WHAT IS REQUIRED ▸ Compile every line that includes the word "america".
begin
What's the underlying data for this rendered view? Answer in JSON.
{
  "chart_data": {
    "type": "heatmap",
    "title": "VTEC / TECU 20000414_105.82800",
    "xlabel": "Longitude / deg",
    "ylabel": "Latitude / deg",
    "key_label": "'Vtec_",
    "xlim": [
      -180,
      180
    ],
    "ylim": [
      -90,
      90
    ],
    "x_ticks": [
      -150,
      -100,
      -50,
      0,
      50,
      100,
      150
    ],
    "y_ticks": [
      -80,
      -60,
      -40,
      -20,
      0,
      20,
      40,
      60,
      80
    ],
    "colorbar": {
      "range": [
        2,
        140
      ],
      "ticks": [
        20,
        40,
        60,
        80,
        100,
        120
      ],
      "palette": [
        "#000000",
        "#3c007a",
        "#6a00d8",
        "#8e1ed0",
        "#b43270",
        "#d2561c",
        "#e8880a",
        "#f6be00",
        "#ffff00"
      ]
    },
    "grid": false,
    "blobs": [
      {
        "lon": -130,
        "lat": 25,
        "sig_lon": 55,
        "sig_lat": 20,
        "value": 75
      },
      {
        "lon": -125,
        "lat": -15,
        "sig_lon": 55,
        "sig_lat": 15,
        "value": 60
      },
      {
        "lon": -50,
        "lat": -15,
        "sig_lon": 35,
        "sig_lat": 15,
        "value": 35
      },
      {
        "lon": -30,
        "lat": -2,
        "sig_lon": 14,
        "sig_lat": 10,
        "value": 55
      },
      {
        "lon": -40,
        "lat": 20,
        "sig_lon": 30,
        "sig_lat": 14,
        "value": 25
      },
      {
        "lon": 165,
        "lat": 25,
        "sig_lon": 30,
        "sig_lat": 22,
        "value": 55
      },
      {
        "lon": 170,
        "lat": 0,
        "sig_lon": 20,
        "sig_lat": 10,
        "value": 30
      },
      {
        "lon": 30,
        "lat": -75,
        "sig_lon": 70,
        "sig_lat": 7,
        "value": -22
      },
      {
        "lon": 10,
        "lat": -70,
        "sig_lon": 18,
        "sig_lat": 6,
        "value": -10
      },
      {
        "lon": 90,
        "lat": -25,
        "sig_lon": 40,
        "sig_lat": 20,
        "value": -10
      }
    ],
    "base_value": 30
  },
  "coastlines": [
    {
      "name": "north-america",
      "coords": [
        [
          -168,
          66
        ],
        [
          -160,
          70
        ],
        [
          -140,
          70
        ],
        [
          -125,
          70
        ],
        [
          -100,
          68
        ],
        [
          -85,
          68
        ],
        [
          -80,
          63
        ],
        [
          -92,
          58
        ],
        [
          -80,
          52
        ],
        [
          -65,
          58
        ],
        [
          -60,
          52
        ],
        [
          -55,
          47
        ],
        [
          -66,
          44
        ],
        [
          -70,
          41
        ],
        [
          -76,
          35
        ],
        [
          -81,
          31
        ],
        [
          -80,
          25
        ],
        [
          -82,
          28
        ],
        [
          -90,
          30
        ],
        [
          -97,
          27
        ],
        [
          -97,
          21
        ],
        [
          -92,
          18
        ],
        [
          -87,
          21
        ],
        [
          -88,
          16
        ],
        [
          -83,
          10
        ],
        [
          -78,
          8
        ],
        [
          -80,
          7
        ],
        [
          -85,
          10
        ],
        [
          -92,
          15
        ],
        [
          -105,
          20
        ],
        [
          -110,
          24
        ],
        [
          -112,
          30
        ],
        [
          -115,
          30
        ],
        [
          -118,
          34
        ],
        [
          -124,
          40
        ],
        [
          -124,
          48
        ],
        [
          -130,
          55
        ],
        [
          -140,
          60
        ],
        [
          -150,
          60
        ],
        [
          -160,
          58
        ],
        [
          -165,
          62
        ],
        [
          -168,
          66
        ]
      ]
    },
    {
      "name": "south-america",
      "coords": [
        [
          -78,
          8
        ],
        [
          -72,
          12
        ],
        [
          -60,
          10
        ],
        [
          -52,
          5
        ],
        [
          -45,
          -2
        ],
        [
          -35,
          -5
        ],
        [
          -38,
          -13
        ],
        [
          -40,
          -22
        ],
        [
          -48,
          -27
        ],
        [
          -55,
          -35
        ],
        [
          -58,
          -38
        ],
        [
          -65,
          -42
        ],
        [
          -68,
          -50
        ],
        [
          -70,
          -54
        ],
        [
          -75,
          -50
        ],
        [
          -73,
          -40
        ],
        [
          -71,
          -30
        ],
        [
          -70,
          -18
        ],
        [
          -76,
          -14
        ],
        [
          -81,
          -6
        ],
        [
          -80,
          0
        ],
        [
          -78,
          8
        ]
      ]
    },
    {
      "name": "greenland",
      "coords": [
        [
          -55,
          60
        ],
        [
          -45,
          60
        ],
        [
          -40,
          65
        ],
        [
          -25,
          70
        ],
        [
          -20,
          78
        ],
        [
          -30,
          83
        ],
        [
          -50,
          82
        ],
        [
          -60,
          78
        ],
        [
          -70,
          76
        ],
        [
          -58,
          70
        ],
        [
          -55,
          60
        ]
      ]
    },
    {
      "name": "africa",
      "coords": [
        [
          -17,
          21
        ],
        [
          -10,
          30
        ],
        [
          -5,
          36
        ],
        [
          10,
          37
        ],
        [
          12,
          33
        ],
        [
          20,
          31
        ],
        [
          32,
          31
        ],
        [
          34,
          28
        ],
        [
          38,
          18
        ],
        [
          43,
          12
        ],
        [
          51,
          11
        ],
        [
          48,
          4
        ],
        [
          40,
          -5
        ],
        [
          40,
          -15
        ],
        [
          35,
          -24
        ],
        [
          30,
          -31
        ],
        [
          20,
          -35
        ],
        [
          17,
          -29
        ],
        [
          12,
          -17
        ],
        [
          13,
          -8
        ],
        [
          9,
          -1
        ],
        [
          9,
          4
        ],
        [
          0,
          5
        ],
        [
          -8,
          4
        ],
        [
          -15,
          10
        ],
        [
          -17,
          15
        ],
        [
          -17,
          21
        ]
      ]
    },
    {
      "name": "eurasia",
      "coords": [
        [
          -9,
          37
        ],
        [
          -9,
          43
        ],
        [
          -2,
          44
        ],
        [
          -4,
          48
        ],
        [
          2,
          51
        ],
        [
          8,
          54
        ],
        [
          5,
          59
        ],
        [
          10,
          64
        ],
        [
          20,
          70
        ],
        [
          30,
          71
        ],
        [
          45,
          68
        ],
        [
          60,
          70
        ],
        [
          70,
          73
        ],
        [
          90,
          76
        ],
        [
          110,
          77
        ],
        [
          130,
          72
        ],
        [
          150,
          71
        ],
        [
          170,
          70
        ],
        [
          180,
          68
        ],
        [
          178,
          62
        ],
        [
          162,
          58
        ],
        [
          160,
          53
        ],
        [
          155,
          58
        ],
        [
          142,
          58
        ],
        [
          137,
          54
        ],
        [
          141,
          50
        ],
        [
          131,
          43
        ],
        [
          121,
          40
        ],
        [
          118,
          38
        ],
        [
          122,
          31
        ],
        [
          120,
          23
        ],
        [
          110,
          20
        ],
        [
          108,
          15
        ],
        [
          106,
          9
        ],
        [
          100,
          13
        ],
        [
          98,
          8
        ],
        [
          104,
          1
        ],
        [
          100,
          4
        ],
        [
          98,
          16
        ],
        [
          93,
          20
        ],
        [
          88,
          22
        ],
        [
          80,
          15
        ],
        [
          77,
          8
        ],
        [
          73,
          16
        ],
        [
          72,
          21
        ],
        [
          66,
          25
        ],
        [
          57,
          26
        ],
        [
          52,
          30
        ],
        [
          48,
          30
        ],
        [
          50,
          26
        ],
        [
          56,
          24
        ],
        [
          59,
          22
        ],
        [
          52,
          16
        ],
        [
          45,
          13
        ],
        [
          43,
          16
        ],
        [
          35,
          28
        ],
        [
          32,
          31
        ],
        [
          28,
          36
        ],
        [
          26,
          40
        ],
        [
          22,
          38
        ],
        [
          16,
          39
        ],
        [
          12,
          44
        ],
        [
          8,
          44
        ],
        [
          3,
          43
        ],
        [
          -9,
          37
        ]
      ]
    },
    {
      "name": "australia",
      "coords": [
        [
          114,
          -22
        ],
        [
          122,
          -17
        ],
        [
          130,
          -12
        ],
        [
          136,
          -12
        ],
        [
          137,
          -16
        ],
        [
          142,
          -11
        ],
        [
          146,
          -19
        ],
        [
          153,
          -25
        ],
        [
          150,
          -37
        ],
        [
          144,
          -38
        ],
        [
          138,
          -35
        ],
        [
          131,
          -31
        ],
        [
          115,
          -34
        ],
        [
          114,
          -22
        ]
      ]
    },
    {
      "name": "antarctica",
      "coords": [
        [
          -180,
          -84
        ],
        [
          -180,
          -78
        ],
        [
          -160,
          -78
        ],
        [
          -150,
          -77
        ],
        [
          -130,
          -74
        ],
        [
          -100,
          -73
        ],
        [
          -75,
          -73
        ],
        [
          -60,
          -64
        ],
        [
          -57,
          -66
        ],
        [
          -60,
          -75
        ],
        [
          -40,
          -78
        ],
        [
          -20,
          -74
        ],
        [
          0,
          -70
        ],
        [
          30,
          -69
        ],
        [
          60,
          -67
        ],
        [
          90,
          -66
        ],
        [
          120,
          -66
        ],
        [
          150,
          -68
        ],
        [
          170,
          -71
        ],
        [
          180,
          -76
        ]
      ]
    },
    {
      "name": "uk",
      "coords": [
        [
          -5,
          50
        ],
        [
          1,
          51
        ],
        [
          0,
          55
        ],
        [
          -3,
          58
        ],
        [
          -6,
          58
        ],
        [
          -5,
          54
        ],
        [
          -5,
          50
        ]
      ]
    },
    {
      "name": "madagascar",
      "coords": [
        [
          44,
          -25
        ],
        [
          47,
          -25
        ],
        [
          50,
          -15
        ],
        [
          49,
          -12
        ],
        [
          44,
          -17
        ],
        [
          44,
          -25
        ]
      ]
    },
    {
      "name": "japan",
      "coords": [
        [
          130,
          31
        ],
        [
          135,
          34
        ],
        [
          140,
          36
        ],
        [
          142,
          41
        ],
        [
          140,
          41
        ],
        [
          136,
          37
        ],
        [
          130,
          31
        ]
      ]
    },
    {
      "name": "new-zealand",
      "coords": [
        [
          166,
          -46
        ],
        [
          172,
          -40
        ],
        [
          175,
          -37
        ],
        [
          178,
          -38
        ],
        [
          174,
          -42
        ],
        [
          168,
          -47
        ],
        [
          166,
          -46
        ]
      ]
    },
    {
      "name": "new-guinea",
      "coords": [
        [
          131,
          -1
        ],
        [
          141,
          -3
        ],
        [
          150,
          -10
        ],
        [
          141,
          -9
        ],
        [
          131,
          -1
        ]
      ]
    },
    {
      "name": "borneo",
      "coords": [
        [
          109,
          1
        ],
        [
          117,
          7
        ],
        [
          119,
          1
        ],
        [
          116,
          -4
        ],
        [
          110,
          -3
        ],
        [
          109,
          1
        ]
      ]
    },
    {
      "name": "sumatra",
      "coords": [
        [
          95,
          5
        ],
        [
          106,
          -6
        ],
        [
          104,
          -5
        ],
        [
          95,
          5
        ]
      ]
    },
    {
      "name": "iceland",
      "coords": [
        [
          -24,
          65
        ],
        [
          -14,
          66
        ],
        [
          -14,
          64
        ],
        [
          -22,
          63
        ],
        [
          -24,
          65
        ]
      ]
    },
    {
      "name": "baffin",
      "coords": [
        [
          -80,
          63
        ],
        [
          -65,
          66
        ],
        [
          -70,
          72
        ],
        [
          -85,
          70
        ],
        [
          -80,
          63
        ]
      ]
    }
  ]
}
end
RESULT FOR THIS EXERCISE ▸
      "name": "north-america",
      "name": "south-america",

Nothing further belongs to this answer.